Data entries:
%%

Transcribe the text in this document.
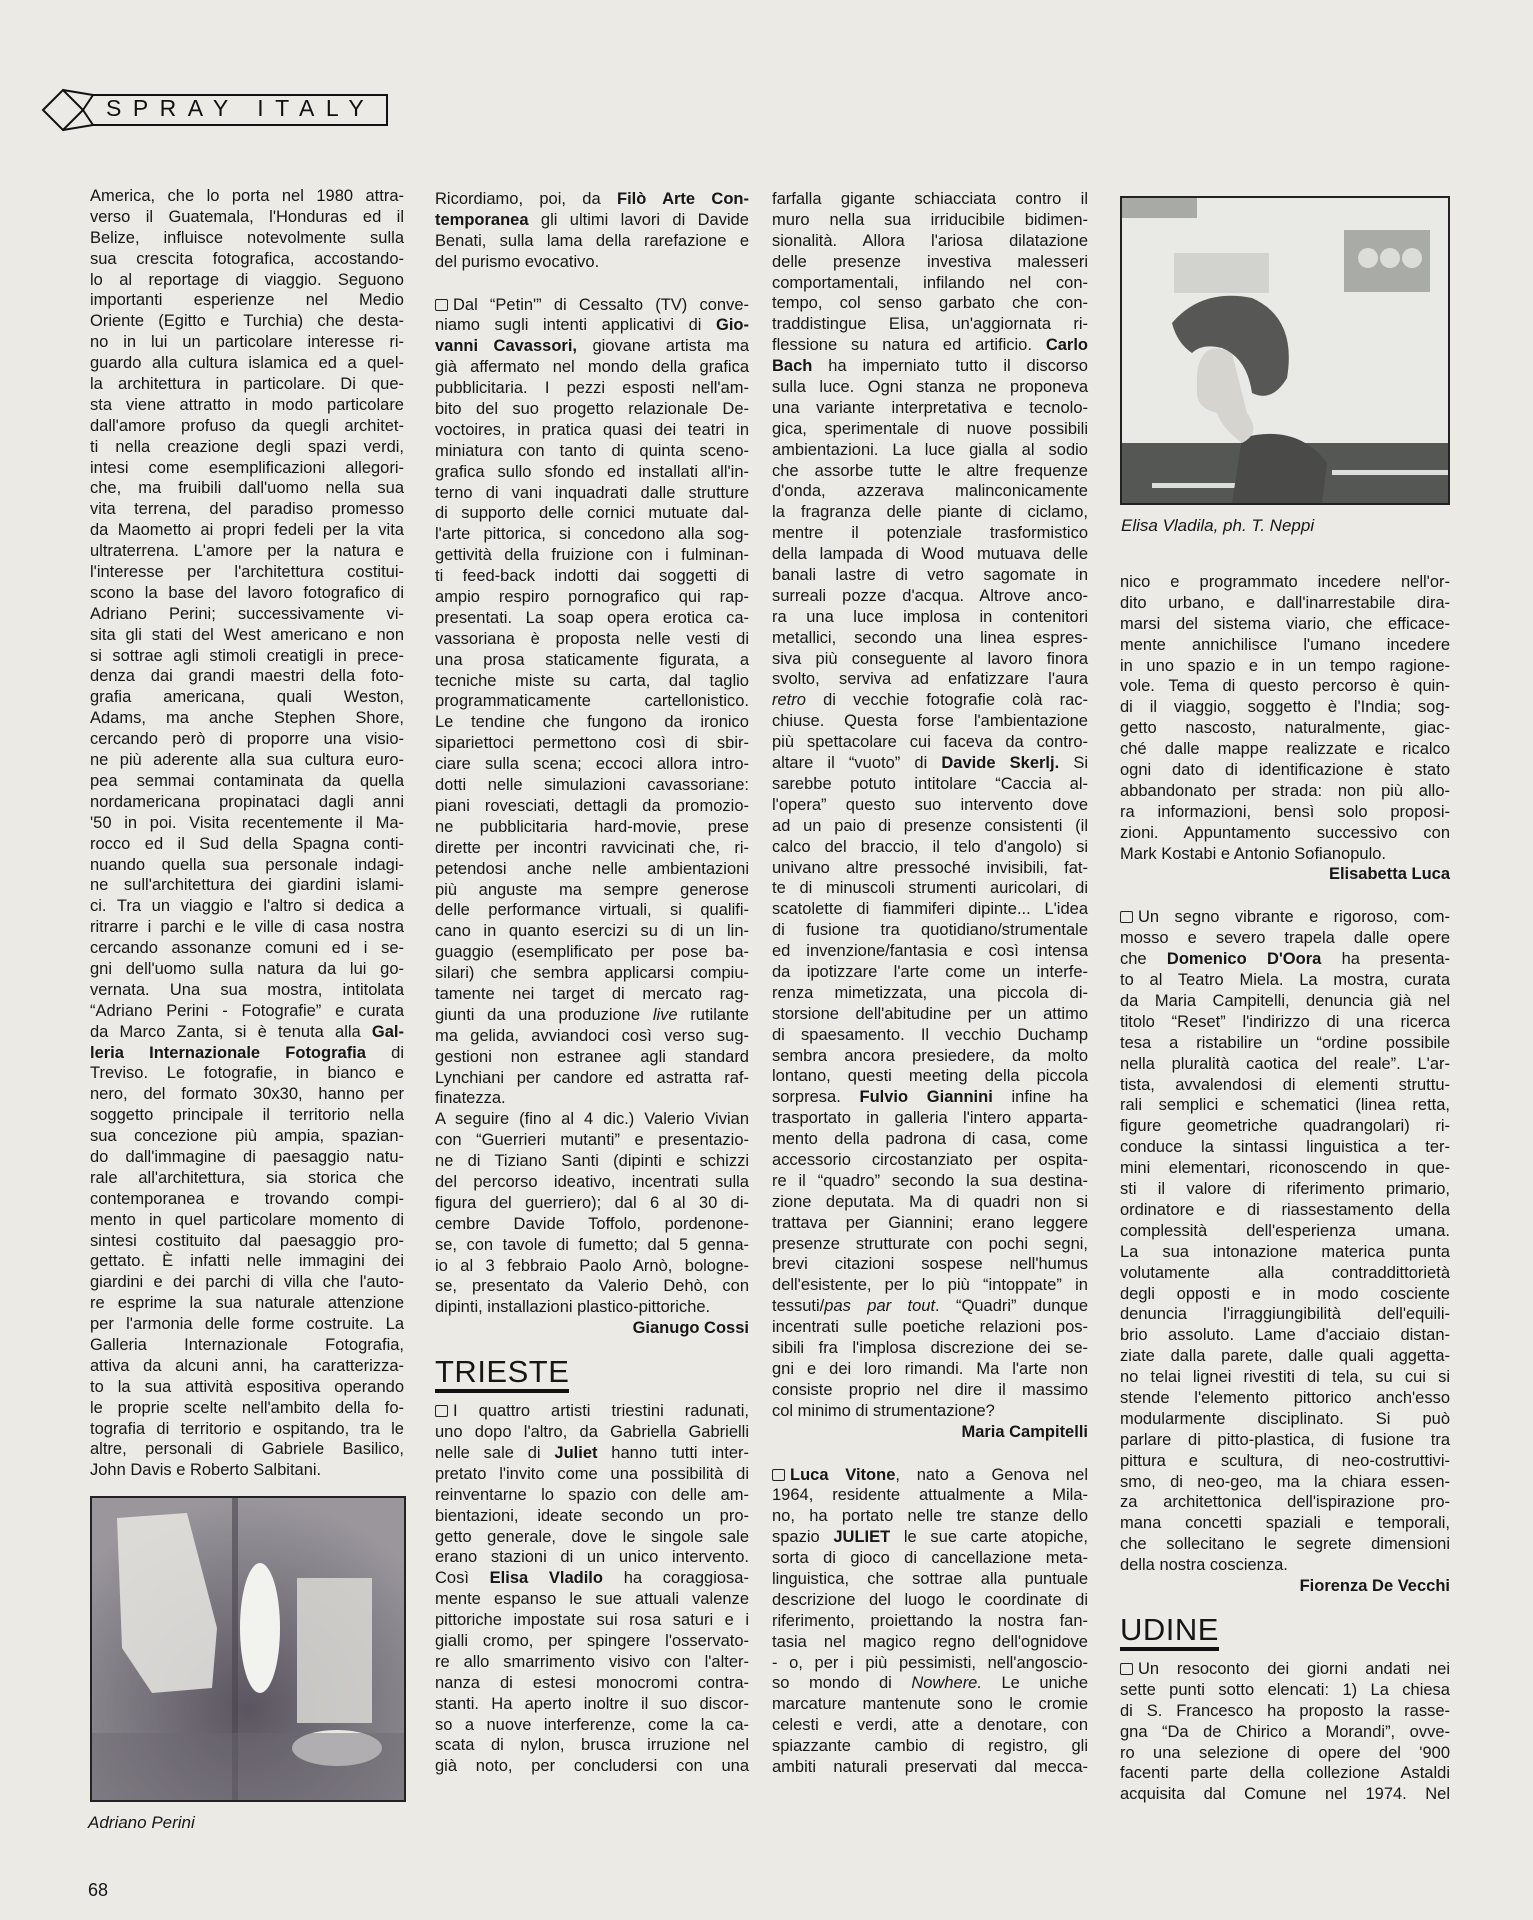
SPRAY ITALY
America, che lo porta nel 1980 attra-
verso il Guatemala, l'Honduras ed il
Belize, influisce notevolmente sulla
sua crescita fotografica, accostando-
lo al reportage di viaggio. Seguono
importanti esperienze nel Medio
Oriente (Egitto e Turchia) che desta-
no in lui un particolare interesse ri-
guardo alla cultura islamica ed a quel-
la architettura in particolare. Di que-
sta viene attratto in modo particolare
dall'amore profuso da quegli architet-
ti nella creazione degli spazi verdi,
intesi come esemplificazioni allegori-
che, ma fruibili dall'uomo nella sua
vita terrena, del paradiso promesso
da Maometto ai propri fedeli per la vita
ultraterrena. L'amore per la natura e
l'interesse per l'architettura costitui-
scono la base del lavoro fotografico di
Adriano Perini; successivamente vi-
sita gli stati del West americano e non
si sottrae agli stimoli creatigli in prece-
denza dai grandi maestri della foto-
grafia americana, quali Weston,
Adams, ma anche Stephen Shore,
cercando però di proporre una visio-
ne più aderente alla sua cultura euro-
pea semmai contaminata da quella
nordamericana propinataci dagli anni
'50 in poi. Visita recentemente il Ma-
rocco ed il Sud della Spagna conti-
nuando quella sua personale indagi-
ne sull'architettura dei giardini islami-
ci. Tra un viaggio e l'altro si dedica a
ritrarre i parchi e le ville di casa nostra
cercando assonanze comuni ed i se-
gni dell'uomo sulla natura da lui go-
vernata. Una sua mostra, intitolata
“Adriano Perini - Fotografie” e curata
da Marco Zanta, si è tenuta alla Gal-
leria Internazionale Fotografia di
Treviso. Le fotografie, in bianco e
nero, del formato 30x30, hanno per
soggetto principale il territorio nella
sua concezione più ampia, spazian-
do dall'immagine di paesaggio natu-
rale all'architettura, sia storica che
contemporanea e trovando compi-
mento in quel particolare momento di
sintesi costituito dal paesaggio pro-
gettato. È infatti nelle immagini dei
giardini e dei parchi di villa che l'auto-
re esprime la sua naturale attenzione
per l'armonia delle forme costruite. La
Galleria Internazionale Fotografia,
attiva da alcuni anni, ha caratterizza-
to la sua attività espositiva operando
le proprie scelte nell'ambito della fo-
tografia di territorio e ospitando, tra le
altre, personali di Gabriele Basilico,
John Davis e Roberto Salbitani.
Ricordiamo, poi, da Filò Arte Con-
temporanea gli ultimi lavori di Davide
Benati, sulla lama della rarefazione e
del purismo evocativo.
Dal “Petin'” di Cessalto (TV) conve-
niamo sugli intenti applicativi di Gio-
vanni Cavassori, giovane artista ma
già affermato nel mondo della grafica
pubblicitaria. I pezzi esposti nell'am-
bito del suo progetto relazionale De-
voctoires, in pratica quasi dei teatri in
miniatura con tanto di quinta sceno-
grafica sullo sfondo ed installati all'in-
terno di vani inquadrati dalle strutture
di supporto delle cornici mutuate dal-
l'arte pittorica, si concedono alla sog-
gettività della fruizione con i fulminan-
ti feed-back indotti dai soggetti di
ampio respiro pornografico qui rap-
presentati. La soap opera erotica ca-
vassoriana è proposta nelle vesti di
una prosa staticamente figurata, a
tecniche miste su carta, dal taglio
programmaticamente cartellonistico.
Le tendine che fungono da ironico
sipariettoci permettono così di sbir-
ciare sulla scena; eccoci allora intro-
dotti nelle simulazioni cavassoriane:
piani rovesciati, dettagli da promozio-
ne pubblicitaria hard-movie, prese
dirette per incontri ravvicinati che, ri-
petendosi anche nelle ambientazioni
più anguste ma sempre generose
delle performance virtuali, si qualifi-
cano in quanto esercizi su di un lin-
guaggio (esemplificato per pose ba-
silari) che sembra applicarsi compiu-
tamente nei target di mercato rag-
giunti da una produzione live rutilante
ma gelida, avviandoci così verso sug-
gestioni non estranee agli standard
Lynchiani per candore ed astratta raf-
finatezza.
A seguire (fino al 4 dic.) Valerio Vivian
con “Guerrieri mutanti” e presentazio-
ne di Tiziano Santi (dipinti e schizzi
del percorso ideativo, incentrati sulla
figura del guerriero); dal 6 al 30 di-
cembre Davide Toffolo, pordenone-
se, con tavole di fumetto; dal 5 genna-
io al 3 febbraio Paolo Arnò, bologne-
se, presentato da Valerio Dehò, con
dipinti, installazioni plastico-pittoriche.
Gianugo Cossi
TRIESTE
I quattro artisti triestini radunati,
uno dopo l'altro, da Gabriella Gabrielli
nelle sale di Juliet hanno tutti inter-
pretato l'invito come una possibilità di
reinventarne lo spazio con delle am-
bientazioni, ideate secondo un pro-
getto generale, dove le singole sale
erano stazioni di un unico intervento.
Così Elisa Vladilo ha coraggiosa-
mente espanso le sue attuali valenze
pittoriche impostate sui rosa saturi e i
gialli cromo, per spingere l'osservato-
re allo smarrimento visivo con l'alter-
nanza di estesi monocromi contra-
stanti. Ha aperto inoltre il suo discor-
so a nuove interferenze, come la ca-
scata di nylon, brusca irruzione nel
già noto, per concludersi con una
farfalla gigante schiacciata contro il
muro nella sua irriducibile bidimen-
sionalità. Allora l'ariosa dilatazione
delle presenze investiva malesseri
comportamentali, infilando nel con-
tempo, col senso garbato che con-
traddistingue Elisa, un'aggiornata ri-
flessione su natura ed artificio. Carlo
Bach ha imperniato tutto il discorso
sulla luce. Ogni stanza ne proponeva
una variante interpretativa e tecnolo-
gica, sperimentale di nuove possibili
ambientazioni. La luce gialla al sodio
che assorbe tutte le altre frequenze
d'onda, azzerava malinconicamente
la fragranza delle piante di ciclamo,
mentre il potenziale trasformistico
della lampada di Wood mutuava delle
banali lastre di vetro sagomate in
surreali pozze d'acqua. Altrove anco-
ra una luce implosa in contenitori
metallici, secondo una linea espres-
siva più conseguente al lavoro finora
svolto, serviva ad enfatizzare l'aura
retro di vecchie fotografie colà rac-
chiuse. Questa forse l'ambientazione
più spettacolare cui faceva da contro-
altare il “vuoto” di Davide Skerlj. Si
sarebbe potuto intitolare “Caccia al-
l'opera” questo suo intervento dove
ad un paio di presenze consistenti (il
calco del braccio, il telo d'angolo) si
univano altre pressoché invisibili, fat-
te di minuscoli strumenti auricolari, di
scatolette di fiammiferi dipinte... L'idea
di fusione tra quotidiano/strumentale
ed invenzione/fantasia e così intensa
da ipotizzare l'arte come un interfe-
renza mimetizzata, una piccola di-
storsione dell'abitudine per un attimo
di spaesamento. Il vecchio Duchamp
sembra ancora presiedere, da molto
lontano, questi meeting della piccola
sorpresa. Fulvio Giannini infine ha
trasportato in galleria l'intero apparta-
mento della padrona di casa, come
accessorio circostanziato per ospita-
re il “quadro” secondo la sua destina-
zione deputata. Ma di quadri non si
trattava per Giannini; erano leggere
presenze strutturate con pochi segni,
brevi citazioni sospese nell'humus
dell'esistente, per lo più “intoppate” in
tessuti/pas par tout. “Quadri” dunque
incentrati sulle poetiche relazioni pos-
sibili fra l'implosa discrezione dei se-
gni e dei loro rimandi. Ma l'arte non
consiste proprio nel dire il massimo
col minimo di strumentazione?
Maria Campitelli
Luca Vitone, nato a Genova nel
1964, residente attualmente a Mila-
no, ha portato nelle tre stanze dello
spazio JULIET le sue carte atopiche,
sorta di gioco di cancellazione meta-
linguistica, che sottrae alla puntuale
descrizione del luogo le coordinate di
riferimento, proiettando la nostra fan-
tasia nel magico regno dell'ognidove
- o, per i più pessimisti, nell'angoscio-
so mondo di Nowhere. Le uniche
marcature mantenute sono le cromie
celesti e verdi, atte a denotare, con
spiazzante cambio di registro, gli
ambiti naturali preservati dal mecca-
nico e programmato incedere nell'or-
dito urbano, e dall'inarrestabile dira-
marsi del sistema viario, che efficace-
mente annichilisce l'umano incedere
in uno spazio e in un tempo ragione-
vole. Tema di questo percorso è quin-
di il viaggio, soggetto è l'India; sog-
getto nascosto, naturalmente, giac-
ché dalle mappe realizzate e ricalco
ogni dato di identificazione è stato
abbandonato per strada: non più allo-
ra informazioni, bensì solo proposi-
zioni. Appuntamento successivo con
Mark Kostabi e Antonio Sofianopulo.
Elisabetta Luca
Un segno vibrante e rigoroso, com-
mosso e severo trapela dalle opere
che Domenico D'Oora ha presenta-
to al Teatro Miela. La mostra, curata
da Maria Campitelli, denuncia già nel
titolo “Reset” l'indirizzo di una ricerca
tesa a ristabilire un “ordine possibile
nella pluralità caotica del reale”. L'ar-
tista, avvalendosi di elementi struttu-
rali semplici e schematici (linea retta,
figure geometriche quadrangolari) ri-
conduce la sintassi linguistica a ter-
mini elementari, riconoscendo in que-
sti il valore di riferimento primario,
ordinatore e di riassestamento della
complessità dell'esperienza umana.
La sua intonazione materica punta
volutamente alla contraddittorietà
degli opposti e in modo cosciente
denuncia l'irraggiungibilità dell'equili-
brio assoluto. Lame d'acciaio distan-
ziate dalla parete, dalle quali aggetta-
no telai lignei rivestiti di tela, su cui si
stende l'elemento pittorico anch'esso
modularmente disciplinato. Si può
parlare di pitto-plastica, di fusione tra
pittura e scultura, di neo-costruttivi-
smo, di neo-geo, ma la chiara essen-
za architettonica dell'ispirazione pro-
mana concetti spaziali e temporali,
che sollecitano le segrete dimensioni
della nostra coscienza.
Fiorenza De Vecchi
UDINE
Un resoconto dei giorni andati nei
sette punti sotto elencati: 1) La chiesa
di S. Francesco ha proposto la rasse-
gna “Da de Chirico a Morandi”, ovve-
ro una selezione di opere del '900
facenti parte della collezione Astaldi
acquisita dal Comune nel 1974. Nel
Adriano Perini
Elisa Vladila, ph. T. Neppi
68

%%

● GIVEN REQUEST
Show every line of the listing in which the string "sulla" can be found.

● CORRECT ANSWER
Belize, influisce notevolmente sulla
gni dell'uomo sulla natura da lui go-
Benati, sulla lama della rarefazione e
ciare sulla scena; eccoci allora intro-
del percorso ideativo, incentrati sulla
sulla luce. Ogni stanza ne proponeva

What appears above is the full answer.